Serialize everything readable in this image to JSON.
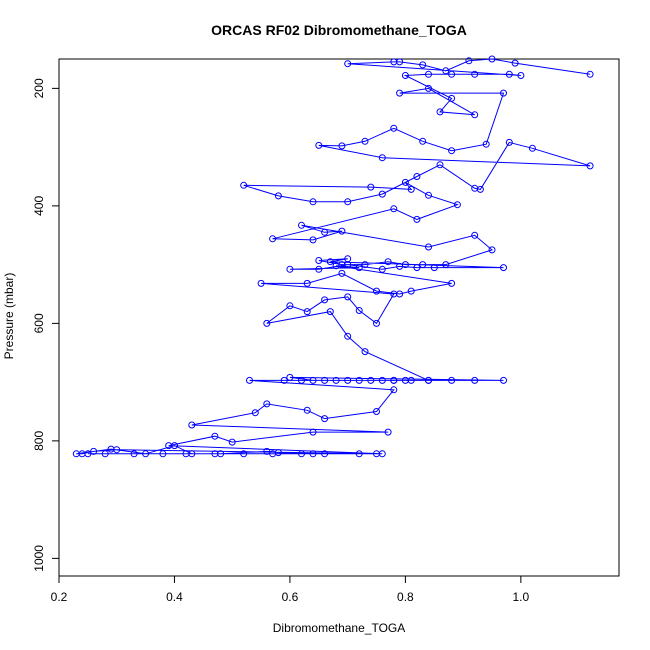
{
  "chart_data": {
    "type": "line",
    "title": "ORCAS RF02 Dibromomethane_TOGA",
    "xlabel": "Dibromomethane_TOGA",
    "ylabel": "Pressure (mbar)",
    "xlim": [
      0.2,
      1.17
    ],
    "ylim": [
      1030,
      150
    ],
    "y_reversed": true,
    "x_ticks": [
      0.2,
      0.4,
      0.6,
      0.8,
      1.0
    ],
    "x_tick_labels": [
      "0.2",
      "0.4",
      "0.6",
      "0.8",
      "1.0"
    ],
    "y_ticks": [
      200,
      400,
      600,
      800,
      1000
    ],
    "y_tick_labels": [
      "200",
      "400",
      "600",
      "800",
      "1000"
    ],
    "grid": false,
    "legend": "none",
    "series": [
      {
        "color": "#0000ff",
        "marker": "open-circle",
        "x": [
          0.25,
          0.28,
          0.33,
          0.38,
          0.42,
          0.47,
          0.52,
          0.57,
          0.62,
          0.66,
          0.72,
          0.75,
          0.3,
          0.26,
          0.24,
          0.23,
          0.29,
          0.35,
          0.4,
          0.43,
          0.48,
          0.56,
          0.58,
          0.64,
          0.76,
          0.39,
          0.47,
          0.5,
          0.64,
          0.77,
          0.43,
          0.54,
          0.56,
          0.63,
          0.66,
          0.75,
          0.78,
          0.53,
          0.59,
          0.62,
          0.66,
          0.7,
          0.74,
          0.78,
          0.81,
          0.84,
          0.88,
          0.92,
          0.97,
          0.6,
          0.64,
          0.68,
          0.72,
          0.76,
          0.78,
          0.8,
          0.84,
          0.73,
          0.7,
          0.67,
          0.56,
          0.6,
          0.63,
          0.66,
          0.7,
          0.72,
          0.75,
          0.78,
          0.55,
          0.63,
          0.69,
          0.75,
          0.79,
          0.81,
          0.88,
          0.68,
          0.72,
          0.6,
          0.65,
          0.7,
          0.76,
          0.79,
          0.82,
          0.85,
          0.97,
          0.67,
          0.7,
          0.65,
          0.69,
          0.73,
          0.77,
          0.8,
          0.83,
          0.87,
          0.95,
          0.92,
          0.84,
          0.62,
          0.66,
          0.69,
          0.64,
          0.57,
          0.78,
          0.82,
          0.89,
          0.84,
          0.8,
          0.81,
          0.74,
          0.52,
          0.58,
          0.64,
          0.7,
          0.76,
          0.82,
          0.86,
          0.92,
          0.93,
          0.98,
          1.02,
          1.12,
          0.76,
          0.65,
          0.69,
          0.73,
          0.78,
          0.83,
          0.88,
          0.94,
          0.97,
          0.79,
          0.84,
          0.92,
          0.86,
          0.88,
          0.8,
          0.84,
          0.88,
          0.92,
          0.98,
          1.0,
          0.7,
          0.78,
          0.79,
          0.83,
          0.87,
          0.91,
          0.95,
          0.99,
          1.12
        ],
        "y": [
          822,
          822,
          822,
          822,
          822,
          822,
          822,
          822,
          822,
          822,
          822,
          822,
          815,
          818,
          822,
          822,
          814,
          822,
          808,
          822,
          822,
          818,
          820,
          822,
          822,
          808,
          792,
          802,
          785,
          785,
          773,
          752,
          737,
          748,
          762,
          750,
          713,
          697,
          697,
          697,
          697,
          697,
          697,
          697,
          697,
          697,
          697,
          697,
          697,
          692,
          697,
          697,
          697,
          697,
          697,
          697,
          697,
          648,
          622,
          580,
          600,
          570,
          580,
          560,
          555,
          578,
          600,
          550,
          532,
          532,
          515,
          545,
          550,
          545,
          532,
          502,
          505,
          508,
          508,
          500,
          508,
          503,
          505,
          505,
          505,
          495,
          490,
          493,
          500,
          500,
          495,
          500,
          500,
          500,
          475,
          450,
          470,
          433,
          445,
          443,
          458,
          456,
          405,
          423,
          398,
          382,
          360,
          372,
          368,
          365,
          383,
          393,
          393,
          380,
          350,
          330,
          370,
          372,
          292,
          302,
          332,
          318,
          297,
          298,
          290,
          268,
          290,
          306,
          295,
          208,
          208,
          200,
          245,
          240,
          217,
          178,
          176,
          176,
          176,
          176,
          178,
          158,
          155,
          155,
          160,
          170,
          153,
          150,
          157,
          176
        ]
      }
    ]
  }
}
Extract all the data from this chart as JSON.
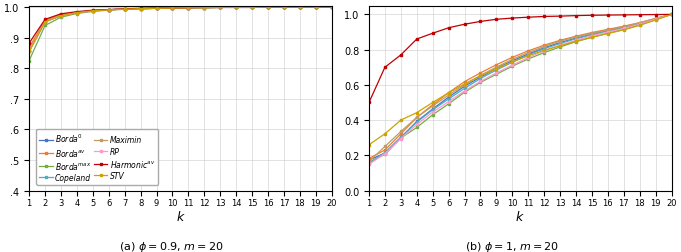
{
  "k": [
    1,
    2,
    3,
    4,
    5,
    6,
    7,
    8,
    9,
    10,
    11,
    12,
    13,
    14,
    15,
    16,
    17,
    18,
    19,
    20
  ],
  "phi09": {
    "Borda0": [
      0.855,
      0.952,
      0.972,
      0.982,
      0.988,
      0.991,
      0.994,
      0.995,
      0.996,
      0.997,
      0.998,
      0.998,
      0.999,
      0.999,
      0.999,
      1.0,
      1.0,
      1.0,
      1.0,
      1.0
    ],
    "Bordaav": [
      0.868,
      0.956,
      0.975,
      0.983,
      0.988,
      0.991,
      0.994,
      0.995,
      0.996,
      0.997,
      0.998,
      0.998,
      0.999,
      0.999,
      0.999,
      1.0,
      1.0,
      1.0,
      1.0,
      1.0
    ],
    "Bordamax": [
      0.825,
      0.94,
      0.967,
      0.979,
      0.986,
      0.99,
      0.993,
      0.994,
      0.996,
      0.997,
      0.998,
      0.998,
      0.999,
      0.999,
      0.999,
      1.0,
      1.0,
      1.0,
      1.0,
      1.0
    ],
    "Copeland": [
      0.856,
      0.952,
      0.972,
      0.982,
      0.988,
      0.991,
      0.994,
      0.995,
      0.996,
      0.997,
      0.998,
      0.998,
      0.999,
      0.999,
      0.999,
      1.0,
      1.0,
      1.0,
      1.0,
      1.0
    ],
    "Maximin": [
      0.858,
      0.953,
      0.973,
      0.982,
      0.988,
      0.991,
      0.994,
      0.995,
      0.996,
      0.997,
      0.998,
      0.998,
      0.999,
      0.999,
      0.999,
      1.0,
      1.0,
      1.0,
      1.0,
      1.0
    ],
    "RP": [
      0.855,
      0.952,
      0.972,
      0.982,
      0.988,
      0.991,
      0.994,
      0.995,
      0.996,
      0.997,
      0.998,
      0.998,
      0.999,
      0.999,
      0.999,
      1.0,
      1.0,
      1.0,
      1.0,
      1.0
    ],
    "Harmonicav": [
      0.882,
      0.96,
      0.978,
      0.985,
      0.99,
      0.992,
      0.994,
      0.996,
      0.997,
      0.997,
      0.998,
      0.999,
      0.999,
      0.999,
      0.999,
      1.0,
      1.0,
      1.0,
      1.0,
      1.0
    ],
    "STV": [
      0.855,
      0.952,
      0.972,
      0.982,
      0.988,
      0.991,
      0.993,
      0.995,
      0.996,
      0.997,
      0.998,
      0.998,
      0.999,
      0.999,
      0.999,
      1.0,
      1.0,
      1.0,
      1.0,
      1.0
    ]
  },
  "phi1": {
    "Borda0": [
      0.172,
      0.213,
      0.302,
      0.392,
      0.463,
      0.53,
      0.592,
      0.644,
      0.693,
      0.737,
      0.775,
      0.81,
      0.84,
      0.865,
      0.887,
      0.907,
      0.926,
      0.948,
      0.975,
      1.0
    ],
    "Bordaav": [
      0.182,
      0.23,
      0.322,
      0.415,
      0.487,
      0.556,
      0.618,
      0.668,
      0.714,
      0.756,
      0.793,
      0.825,
      0.853,
      0.876,
      0.897,
      0.915,
      0.933,
      0.953,
      0.977,
      1.0
    ],
    "Bordamax": [
      0.16,
      0.205,
      0.298,
      0.358,
      0.43,
      0.492,
      0.558,
      0.614,
      0.66,
      0.706,
      0.747,
      0.783,
      0.815,
      0.845,
      0.87,
      0.893,
      0.915,
      0.94,
      0.971,
      1.0
    ],
    "Copeland": [
      0.155,
      0.215,
      0.302,
      0.388,
      0.458,
      0.52,
      0.58,
      0.636,
      0.684,
      0.728,
      0.769,
      0.805,
      0.835,
      0.862,
      0.885,
      0.905,
      0.925,
      0.948,
      0.975,
      1.0
    ],
    "Maximin": [
      0.165,
      0.25,
      0.335,
      0.415,
      0.48,
      0.542,
      0.6,
      0.654,
      0.7,
      0.745,
      0.783,
      0.818,
      0.848,
      0.872,
      0.893,
      0.911,
      0.93,
      0.952,
      0.977,
      1.0
    ],
    "RP": [
      0.148,
      0.21,
      0.295,
      0.375,
      0.445,
      0.505,
      0.565,
      0.62,
      0.668,
      0.712,
      0.755,
      0.793,
      0.825,
      0.853,
      0.878,
      0.9,
      0.92,
      0.945,
      0.973,
      1.0
    ],
    "Harmonicav": [
      0.5,
      0.7,
      0.77,
      0.86,
      0.893,
      0.924,
      0.944,
      0.96,
      0.972,
      0.979,
      0.984,
      0.988,
      0.99,
      0.993,
      0.995,
      0.996,
      0.997,
      0.998,
      0.999,
      1.0
    ],
    "STV": [
      0.26,
      0.322,
      0.4,
      0.442,
      0.5,
      0.555,
      0.605,
      0.651,
      0.692,
      0.73,
      0.765,
      0.796,
      0.822,
      0.847,
      0.87,
      0.891,
      0.912,
      0.938,
      0.968,
      1.0
    ]
  },
  "colors": {
    "Borda0": "#4472C4",
    "Bordaav": "#ED7D31",
    "Bordamax": "#70AD47",
    "Copeland": "#4BACC6",
    "Maximin": "#C09B62",
    "RP": "#FF99CC",
    "Harmonicav": "#C00000",
    "STV": "#CCA300"
  },
  "labels": {
    "Borda0": "Borda$^0$",
    "Bordaav": "Borda$^{av}$",
    "Bordamax": "Borda$^{max}$",
    "Copeland": "Copeland",
    "Maximin": "Maximin",
    "RP": "RP",
    "Harmonicav": "Harmonic$^{av}$",
    "STV": "STV"
  },
  "caption_a": "(a) $\\phi = 0.9$, $m = 20$",
  "caption_b": "(b) $\\phi = 1$, $m = 20$",
  "yticks_09": [
    0.4,
    0.5,
    0.6,
    0.7,
    0.8,
    0.9,
    1.0
  ],
  "yticks_1": [
    0.0,
    0.2,
    0.4,
    0.6,
    0.8,
    1.0
  ]
}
--------------------------------------------------
_WHAT IS ASKED_
Copy each line of the preceding data that contains the string "Bordamax".

_TASK RESPONSE_
    "Bordamax": [
    "Bordamax": [
    "Bordamax": "#70AD47",
    "Bordamax": "Borda$^{max}$",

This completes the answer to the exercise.